■ What you will do ■
Write out the complete material exactly as it stands.
──────────────────────────────
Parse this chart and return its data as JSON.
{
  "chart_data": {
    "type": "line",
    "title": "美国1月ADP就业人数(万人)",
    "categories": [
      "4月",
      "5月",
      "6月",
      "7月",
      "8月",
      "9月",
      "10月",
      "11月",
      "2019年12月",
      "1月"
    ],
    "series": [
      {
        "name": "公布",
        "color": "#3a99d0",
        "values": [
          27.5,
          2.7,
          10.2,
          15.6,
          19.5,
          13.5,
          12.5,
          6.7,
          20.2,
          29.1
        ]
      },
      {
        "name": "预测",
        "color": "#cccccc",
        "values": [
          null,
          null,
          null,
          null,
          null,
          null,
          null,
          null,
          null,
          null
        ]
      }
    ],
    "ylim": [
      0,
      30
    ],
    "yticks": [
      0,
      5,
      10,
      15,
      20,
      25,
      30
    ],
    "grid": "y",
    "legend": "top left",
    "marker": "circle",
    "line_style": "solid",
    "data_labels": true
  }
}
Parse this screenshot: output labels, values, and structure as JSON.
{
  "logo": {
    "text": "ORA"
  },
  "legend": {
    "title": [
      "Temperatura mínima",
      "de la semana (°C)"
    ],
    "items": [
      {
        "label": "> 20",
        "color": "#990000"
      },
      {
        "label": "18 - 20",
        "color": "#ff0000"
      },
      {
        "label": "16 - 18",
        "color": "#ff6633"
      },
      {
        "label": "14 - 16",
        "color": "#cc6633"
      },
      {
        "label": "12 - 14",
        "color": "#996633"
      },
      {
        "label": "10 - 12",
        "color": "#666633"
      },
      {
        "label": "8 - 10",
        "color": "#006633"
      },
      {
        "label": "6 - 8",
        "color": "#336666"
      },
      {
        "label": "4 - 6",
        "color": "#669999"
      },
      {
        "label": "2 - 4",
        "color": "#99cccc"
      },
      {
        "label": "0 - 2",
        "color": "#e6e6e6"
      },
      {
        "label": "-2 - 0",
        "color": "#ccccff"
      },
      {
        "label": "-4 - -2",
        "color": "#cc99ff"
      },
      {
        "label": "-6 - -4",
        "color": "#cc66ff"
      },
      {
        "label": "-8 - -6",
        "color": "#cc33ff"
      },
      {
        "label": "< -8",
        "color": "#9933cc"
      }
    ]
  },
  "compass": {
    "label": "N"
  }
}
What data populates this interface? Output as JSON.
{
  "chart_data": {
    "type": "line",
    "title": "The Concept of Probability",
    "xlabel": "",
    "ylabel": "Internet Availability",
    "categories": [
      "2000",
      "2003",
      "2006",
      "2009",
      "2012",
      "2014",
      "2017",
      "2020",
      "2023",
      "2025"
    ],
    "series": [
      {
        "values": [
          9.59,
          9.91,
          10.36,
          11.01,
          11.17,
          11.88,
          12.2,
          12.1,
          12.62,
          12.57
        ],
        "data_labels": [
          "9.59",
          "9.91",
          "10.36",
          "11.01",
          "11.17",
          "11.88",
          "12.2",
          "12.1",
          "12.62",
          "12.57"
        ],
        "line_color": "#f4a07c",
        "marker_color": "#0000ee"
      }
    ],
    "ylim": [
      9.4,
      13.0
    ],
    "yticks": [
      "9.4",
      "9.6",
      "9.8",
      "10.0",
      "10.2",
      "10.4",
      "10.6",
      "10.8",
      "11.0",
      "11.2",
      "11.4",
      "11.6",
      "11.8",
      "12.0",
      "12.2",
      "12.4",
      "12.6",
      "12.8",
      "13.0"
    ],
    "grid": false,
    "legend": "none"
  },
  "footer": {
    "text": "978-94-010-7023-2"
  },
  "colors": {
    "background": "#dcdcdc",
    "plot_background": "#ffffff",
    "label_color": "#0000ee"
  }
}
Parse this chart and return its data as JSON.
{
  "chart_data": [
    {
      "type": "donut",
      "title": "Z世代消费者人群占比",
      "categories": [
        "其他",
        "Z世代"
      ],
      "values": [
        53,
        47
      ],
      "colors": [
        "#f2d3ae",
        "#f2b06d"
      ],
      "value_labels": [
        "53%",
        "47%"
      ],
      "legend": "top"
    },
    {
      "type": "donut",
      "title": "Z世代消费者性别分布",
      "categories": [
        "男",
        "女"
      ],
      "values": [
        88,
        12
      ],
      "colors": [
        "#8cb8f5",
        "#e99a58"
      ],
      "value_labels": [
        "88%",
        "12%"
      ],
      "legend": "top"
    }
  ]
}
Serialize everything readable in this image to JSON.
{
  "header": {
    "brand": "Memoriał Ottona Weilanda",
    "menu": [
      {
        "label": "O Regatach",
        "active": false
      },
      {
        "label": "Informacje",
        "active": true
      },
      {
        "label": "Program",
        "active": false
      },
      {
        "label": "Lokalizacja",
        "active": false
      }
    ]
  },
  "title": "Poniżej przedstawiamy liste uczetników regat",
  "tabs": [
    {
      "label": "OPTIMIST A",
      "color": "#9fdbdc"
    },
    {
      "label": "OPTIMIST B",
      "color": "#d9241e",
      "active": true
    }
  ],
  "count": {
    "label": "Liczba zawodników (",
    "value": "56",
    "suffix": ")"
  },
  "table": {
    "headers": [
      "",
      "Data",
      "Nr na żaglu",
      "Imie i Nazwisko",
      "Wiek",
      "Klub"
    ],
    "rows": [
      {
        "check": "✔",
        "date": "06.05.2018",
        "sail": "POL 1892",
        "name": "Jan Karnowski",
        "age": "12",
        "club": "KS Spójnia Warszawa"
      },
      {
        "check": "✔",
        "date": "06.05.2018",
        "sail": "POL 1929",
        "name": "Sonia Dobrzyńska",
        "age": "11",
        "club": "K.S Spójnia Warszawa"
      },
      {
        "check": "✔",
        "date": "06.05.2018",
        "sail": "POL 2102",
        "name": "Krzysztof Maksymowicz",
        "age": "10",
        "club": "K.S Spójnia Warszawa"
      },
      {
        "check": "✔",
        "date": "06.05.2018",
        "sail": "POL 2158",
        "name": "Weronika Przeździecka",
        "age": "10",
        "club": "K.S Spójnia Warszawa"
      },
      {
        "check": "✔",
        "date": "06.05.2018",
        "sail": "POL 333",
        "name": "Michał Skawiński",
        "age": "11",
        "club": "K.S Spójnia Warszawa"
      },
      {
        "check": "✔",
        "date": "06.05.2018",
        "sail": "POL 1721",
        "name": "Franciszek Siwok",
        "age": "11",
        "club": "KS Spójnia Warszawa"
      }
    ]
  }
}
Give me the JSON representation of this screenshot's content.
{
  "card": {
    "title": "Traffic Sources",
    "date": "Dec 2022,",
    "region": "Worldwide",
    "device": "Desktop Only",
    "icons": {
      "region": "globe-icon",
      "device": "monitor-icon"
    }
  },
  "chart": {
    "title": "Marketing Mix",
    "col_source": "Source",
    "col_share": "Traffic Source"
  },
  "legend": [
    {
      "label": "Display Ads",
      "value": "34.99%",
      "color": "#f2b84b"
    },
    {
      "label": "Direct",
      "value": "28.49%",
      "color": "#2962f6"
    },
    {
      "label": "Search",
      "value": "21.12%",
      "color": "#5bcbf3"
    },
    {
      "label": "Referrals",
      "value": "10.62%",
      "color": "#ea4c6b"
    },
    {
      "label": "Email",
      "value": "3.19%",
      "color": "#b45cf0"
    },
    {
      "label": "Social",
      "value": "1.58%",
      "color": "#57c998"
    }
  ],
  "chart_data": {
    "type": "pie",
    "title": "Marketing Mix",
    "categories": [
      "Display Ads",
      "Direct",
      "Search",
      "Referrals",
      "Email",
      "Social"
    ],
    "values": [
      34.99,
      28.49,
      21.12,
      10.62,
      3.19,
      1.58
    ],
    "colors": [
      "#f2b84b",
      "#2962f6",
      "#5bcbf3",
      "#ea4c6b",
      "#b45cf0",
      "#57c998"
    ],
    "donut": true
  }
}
──────────────────────────────
■ Written solution ■
Parse this chart and return its data as JSON.
{
  "chart_data": {
    "type": "line",
    "title": "美国1月ADP就业人数(万人)",
    "categories": [
      "4月",
      "5月",
      "6月",
      "7月",
      "8月",
      "9月",
      "10月",
      "11月",
      "2019年12月",
      "1月"
    ],
    "series": [
      {
        "name": "公布",
        "color": "#3a99d0",
        "values": [
          27.5,
          2.7,
          10.2,
          15.6,
          19.5,
          13.5,
          12.5,
          6.7,
          20.2,
          29.1
        ]
      },
      {
        "name": "预测",
        "color": "#cccccc",
        "values": [
          null,
          null,
          null,
          null,
          null,
          null,
          null,
          null,
          null,
          null
        ]
      }
    ],
    "ylim": [
      0,
      30
    ],
    "yticks": [
      0,
      5,
      10,
      15,
      20,
      25,
      30
    ],
    "grid": "y",
    "legend": "top left",
    "marker": "circle",
    "line_style": "solid",
    "data_labels": true
  }
}
Parse this screenshot: output labels, values, and structure as JSON.
{
  "logo": {
    "text": "ORA"
  },
  "legend": {
    "title": [
      "Temperatura mínima",
      "de la semana (°C)"
    ],
    "items": [
      {
        "label": "> 20",
        "color": "#990000"
      },
      {
        "label": "18 - 20",
        "color": "#ff0000"
      },
      {
        "label": "16 - 18",
        "color": "#ff6633"
      },
      {
        "label": "14 - 16",
        "color": "#cc6633"
      },
      {
        "label": "12 - 14",
        "color": "#996633"
      },
      {
        "label": "10 - 12",
        "color": "#666633"
      },
      {
        "label": "8 - 10",
        "color": "#006633"
      },
      {
        "label": "6 - 8",
        "color": "#336666"
      },
      {
        "label": "4 - 6",
        "color": "#669999"
      },
      {
        "label": "2 - 4",
        "color": "#99cccc"
      },
      {
        "label": "0 - 2",
        "color": "#e6e6e6"
      },
      {
        "label": "-2 - 0",
        "color": "#ccccff"
      },
      {
        "label": "-4 - -2",
        "color": "#cc99ff"
      },
      {
        "label": "-6 - -4",
        "color": "#cc66ff"
      },
      {
        "label": "-8 - -6",
        "color": "#cc33ff"
      },
      {
        "label": "< -8",
        "color": "#9933cc"
      }
    ]
  },
  "compass": {
    "label": "N"
  }
}
What data populates this interface? Output as JSON.
{
  "chart_data": {
    "type": "line",
    "title": "The Concept of Probability",
    "xlabel": "",
    "ylabel": "Internet Availability",
    "categories": [
      "2000",
      "2003",
      "2006",
      "2009",
      "2012",
      "2014",
      "2017",
      "2020",
      "2023",
      "2025"
    ],
    "series": [
      {
        "values": [
          9.59,
          9.91,
          10.36,
          11.01,
          11.17,
          11.88,
          12.2,
          12.1,
          12.62,
          12.57
        ],
        "data_labels": [
          "9.59",
          "9.91",
          "10.36",
          "11.01",
          "11.17",
          "11.88",
          "12.2",
          "12.1",
          "12.62",
          "12.57"
        ],
        "line_color": "#f4a07c",
        "marker_color": "#0000ee"
      }
    ],
    "ylim": [
      9.4,
      13.0
    ],
    "yticks": [
      "9.4",
      "9.6",
      "9.8",
      "10.0",
      "10.2",
      "10.4",
      "10.6",
      "10.8",
      "11.0",
      "11.2",
      "11.4",
      "11.6",
      "11.8",
      "12.0",
      "12.2",
      "12.4",
      "12.6",
      "12.8",
      "13.0"
    ],
    "grid": false,
    "legend": "none"
  },
  "footer": {
    "text": "978-94-010-7023-2"
  },
  "colors": {
    "background": "#dcdcdc",
    "plot_background": "#ffffff",
    "label_color": "#0000ee"
  }
}
Parse this chart and return its data as JSON.
{
  "chart_data": [
    {
      "type": "donut",
      "title": "Z世代消费者人群占比",
      "categories": [
        "其他",
        "Z世代"
      ],
      "values": [
        53,
        47
      ],
      "colors": [
        "#f2d3ae",
        "#f2b06d"
      ],
      "value_labels": [
        "53%",
        "47%"
      ],
      "legend": "top"
    },
    {
      "type": "donut",
      "title": "Z世代消费者性别分布",
      "categories": [
        "男",
        "女"
      ],
      "values": [
        88,
        12
      ],
      "colors": [
        "#8cb8f5",
        "#e99a58"
      ],
      "value_labels": [
        "88%",
        "12%"
      ],
      "legend": "top"
    }
  ]
}
Serialize everything readable in this image to JSON.
{
  "header": {
    "brand": "Memoriał Ottona Weilanda",
    "menu": [
      {
        "label": "O Regatach",
        "active": false
      },
      {
        "label": "Informacje",
        "active": true
      },
      {
        "label": "Program",
        "active": false
      },
      {
        "label": "Lokalizacja",
        "active": false
      }
    ]
  },
  "title": "Poniżej przedstawiamy liste uczetników regat",
  "tabs": [
    {
      "label": "OPTIMIST A",
      "color": "#9fdbdc"
    },
    {
      "label": "OPTIMIST B",
      "color": "#d9241e",
      "active": true
    }
  ],
  "count": {
    "label": "Liczba zawodników (",
    "value": "56",
    "suffix": ")"
  },
  "table": {
    "headers": [
      "",
      "Data",
      "Nr na żaglu",
      "Imie i Nazwisko",
      "Wiek",
      "Klub"
    ],
    "rows": [
      {
        "check": "✔",
        "date": "06.05.2018",
        "sail": "POL 1892",
        "name": "Jan Karnowski",
        "age": "12",
        "club": "KS Spójnia Warszawa"
      },
      {
        "check": "✔",
        "date": "06.05.2018",
        "sail": "POL 1929",
        "name": "Sonia Dobrzyńska",
        "age": "11",
        "club": "K.S Spójnia Warszawa"
      },
      {
        "check": "✔",
        "date": "06.05.2018",
        "sail": "POL 2102",
        "name": "Krzysztof Maksymowicz",
        "age": "10",
        "club": "K.S Spójnia Warszawa"
      },
      {
        "check": "✔",
        "date": "06.05.2018",
        "sail": "POL 2158",
        "name": "Weronika Przeździecka",
        "age": "10",
        "club": "K.S Spójnia Warszawa"
      },
      {
        "check": "✔",
        "date": "06.05.2018",
        "sail": "POL 333",
        "name": "Michał Skawiński",
        "age": "11",
        "club": "K.S Spójnia Warszawa"
      },
      {
        "check": "✔",
        "date": "06.05.2018",
        "sail": "POL 1721",
        "name": "Franciszek Siwok",
        "age": "11",
        "club": "KS Spójnia Warszawa"
      }
    ]
  }
}
Give me the JSON representation of this screenshot's content.
{
  "card": {
    "title": "Traffic Sources",
    "date": "Dec 2022,",
    "region": "Worldwide",
    "device": "Desktop Only",
    "icons": {
      "region": "globe-icon",
      "device": "monitor-icon"
    }
  },
  "chart": {
    "title": "Marketing Mix",
    "col_source": "Source",
    "col_share": "Traffic Source"
  },
  "legend": [
    {
      "label": "Display Ads",
      "value": "34.99%",
      "color": "#f2b84b"
    },
    {
      "label": "Direct",
      "value": "28.49%",
      "color": "#2962f6"
    },
    {
      "label": "Search",
      "value": "21.12%",
      "color": "#5bcbf3"
    },
    {
      "label": "Referrals",
      "value": "10.62%",
      "color": "#ea4c6b"
    },
    {
      "label": "Email",
      "value": "3.19%",
      "color": "#b45cf0"
    },
    {
      "label": "Social",
      "value": "1.58%",
      "color": "#57c998"
    }
  ],
  "chart_data": {
    "type": "pie",
    "title": "Marketing Mix",
    "categories": [
      "Display Ads",
      "Direct",
      "Search",
      "Referrals",
      "Email",
      "Social"
    ],
    "values": [
      34.99,
      28.49,
      21.12,
      10.62,
      3.19,
      1.58
    ],
    "colors": [
      "#f2b84b",
      "#2962f6",
      "#5bcbf3",
      "#ea4c6b",
      "#b45cf0",
      "#57c998"
    ],
    "donut": true
  }
}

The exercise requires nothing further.